__Your objective__
Repeat the listing in full, preserving every character.

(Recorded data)
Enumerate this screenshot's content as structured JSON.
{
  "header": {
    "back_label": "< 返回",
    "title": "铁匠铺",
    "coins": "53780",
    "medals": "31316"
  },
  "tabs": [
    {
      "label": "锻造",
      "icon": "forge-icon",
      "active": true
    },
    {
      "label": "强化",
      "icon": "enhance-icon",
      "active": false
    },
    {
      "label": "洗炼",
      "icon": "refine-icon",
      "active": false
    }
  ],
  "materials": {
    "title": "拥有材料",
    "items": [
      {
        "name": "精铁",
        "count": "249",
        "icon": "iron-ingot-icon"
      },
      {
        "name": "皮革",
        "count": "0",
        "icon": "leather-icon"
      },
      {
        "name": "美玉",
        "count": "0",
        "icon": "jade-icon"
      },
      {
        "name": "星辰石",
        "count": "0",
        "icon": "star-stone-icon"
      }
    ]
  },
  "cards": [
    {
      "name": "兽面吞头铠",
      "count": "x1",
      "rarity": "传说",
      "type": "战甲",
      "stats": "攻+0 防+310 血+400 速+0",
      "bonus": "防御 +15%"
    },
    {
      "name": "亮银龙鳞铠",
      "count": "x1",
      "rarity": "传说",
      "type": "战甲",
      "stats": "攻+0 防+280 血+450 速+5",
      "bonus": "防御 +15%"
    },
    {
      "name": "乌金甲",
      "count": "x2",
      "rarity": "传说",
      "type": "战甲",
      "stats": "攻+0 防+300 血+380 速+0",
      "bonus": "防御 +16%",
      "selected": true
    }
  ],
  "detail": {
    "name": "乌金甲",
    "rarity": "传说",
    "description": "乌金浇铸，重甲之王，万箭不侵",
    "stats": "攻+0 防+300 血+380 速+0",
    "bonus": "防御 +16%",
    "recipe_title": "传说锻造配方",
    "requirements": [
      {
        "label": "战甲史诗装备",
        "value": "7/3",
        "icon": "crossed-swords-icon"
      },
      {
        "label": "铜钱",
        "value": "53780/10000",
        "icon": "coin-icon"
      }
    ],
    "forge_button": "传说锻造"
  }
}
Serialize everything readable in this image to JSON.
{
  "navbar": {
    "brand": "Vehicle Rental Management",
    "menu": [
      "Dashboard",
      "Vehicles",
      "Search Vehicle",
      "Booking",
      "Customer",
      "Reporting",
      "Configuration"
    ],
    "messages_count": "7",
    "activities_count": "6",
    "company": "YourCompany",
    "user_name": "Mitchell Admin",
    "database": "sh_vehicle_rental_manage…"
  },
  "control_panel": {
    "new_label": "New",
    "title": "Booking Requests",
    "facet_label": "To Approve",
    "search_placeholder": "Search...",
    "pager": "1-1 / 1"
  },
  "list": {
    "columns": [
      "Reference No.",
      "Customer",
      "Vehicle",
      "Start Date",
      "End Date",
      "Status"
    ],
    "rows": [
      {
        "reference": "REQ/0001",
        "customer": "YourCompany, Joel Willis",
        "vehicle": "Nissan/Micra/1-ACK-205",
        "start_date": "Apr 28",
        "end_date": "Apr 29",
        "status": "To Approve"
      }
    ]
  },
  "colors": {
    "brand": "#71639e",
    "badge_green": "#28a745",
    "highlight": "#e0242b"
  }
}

__Answer for this exercise__
Enumerate this screenshot's content as structured JSON.
{
  "header": {
    "back_label": "< 返回",
    "title": "铁匠铺",
    "coins": "53780",
    "medals": "31316"
  },
  "tabs": [
    {
      "label": "锻造",
      "icon": "forge-icon",
      "active": true
    },
    {
      "label": "强化",
      "icon": "enhance-icon",
      "active": false
    },
    {
      "label": "洗炼",
      "icon": "refine-icon",
      "active": false
    }
  ],
  "materials": {
    "title": "拥有材料",
    "items": [
      {
        "name": "精铁",
        "count": "249",
        "icon": "iron-ingot-icon"
      },
      {
        "name": "皮革",
        "count": "0",
        "icon": "leather-icon"
      },
      {
        "name": "美玉",
        "count": "0",
        "icon": "jade-icon"
      },
      {
        "name": "星辰石",
        "count": "0",
        "icon": "star-stone-icon"
      }
    ]
  },
  "cards": [
    {
      "name": "兽面吞头铠",
      "count": "x1",
      "rarity": "传说",
      "type": "战甲",
      "stats": "攻+0 防+310 血+400 速+0",
      "bonus": "防御 +15%"
    },
    {
      "name": "亮银龙鳞铠",
      "count": "x1",
      "rarity": "传说",
      "type": "战甲",
      "stats": "攻+0 防+280 血+450 速+5",
      "bonus": "防御 +15%"
    },
    {
      "name": "乌金甲",
      "count": "x2",
      "rarity": "传说",
      "type": "战甲",
      "stats": "攻+0 防+300 血+380 速+0",
      "bonus": "防御 +16%",
      "selected": true
    }
  ],
  "detail": {
    "name": "乌金甲",
    "rarity": "传说",
    "description": "乌金浇铸，重甲之王，万箭不侵",
    "stats": "攻+0 防+300 血+380 速+0",
    "bonus": "防御 +16%",
    "recipe_title": "传说锻造配方",
    "requirements": [
      {
        "label": "战甲史诗装备",
        "value": "7/3",
        "icon": "crossed-swords-icon"
      },
      {
        "label": "铜钱",
        "value": "53780/10000",
        "icon": "coin-icon"
      }
    ],
    "forge_button": "传说锻造"
  }
}
Serialize everything readable in this image to JSON.
{
  "navbar": {
    "brand": "Vehicle Rental Management",
    "menu": [
      "Dashboard",
      "Vehicles",
      "Search Vehicle",
      "Booking",
      "Customer",
      "Reporting",
      "Configuration"
    ],
    "messages_count": "7",
    "activities_count": "6",
    "company": "YourCompany",
    "user_name": "Mitchell Admin",
    "database": "sh_vehicle_rental_manage…"
  },
  "control_panel": {
    "new_label": "New",
    "title": "Booking Requests",
    "facet_label": "To Approve",
    "search_placeholder": "Search...",
    "pager": "1-1 / 1"
  },
  "list": {
    "columns": [
      "Reference No.",
      "Customer",
      "Vehicle",
      "Start Date",
      "End Date",
      "Status"
    ],
    "rows": [
      {
        "reference": "REQ/0001",
        "customer": "YourCompany, Joel Willis",
        "vehicle": "Nissan/Micra/1-ACK-205",
        "start_date": "Apr 28",
        "end_date": "Apr 29",
        "status": "To Approve"
      }
    ]
  },
  "colors": {
    "brand": "#71639e",
    "badge_green": "#28a745",
    "highlight": "#e0242b"
  }
}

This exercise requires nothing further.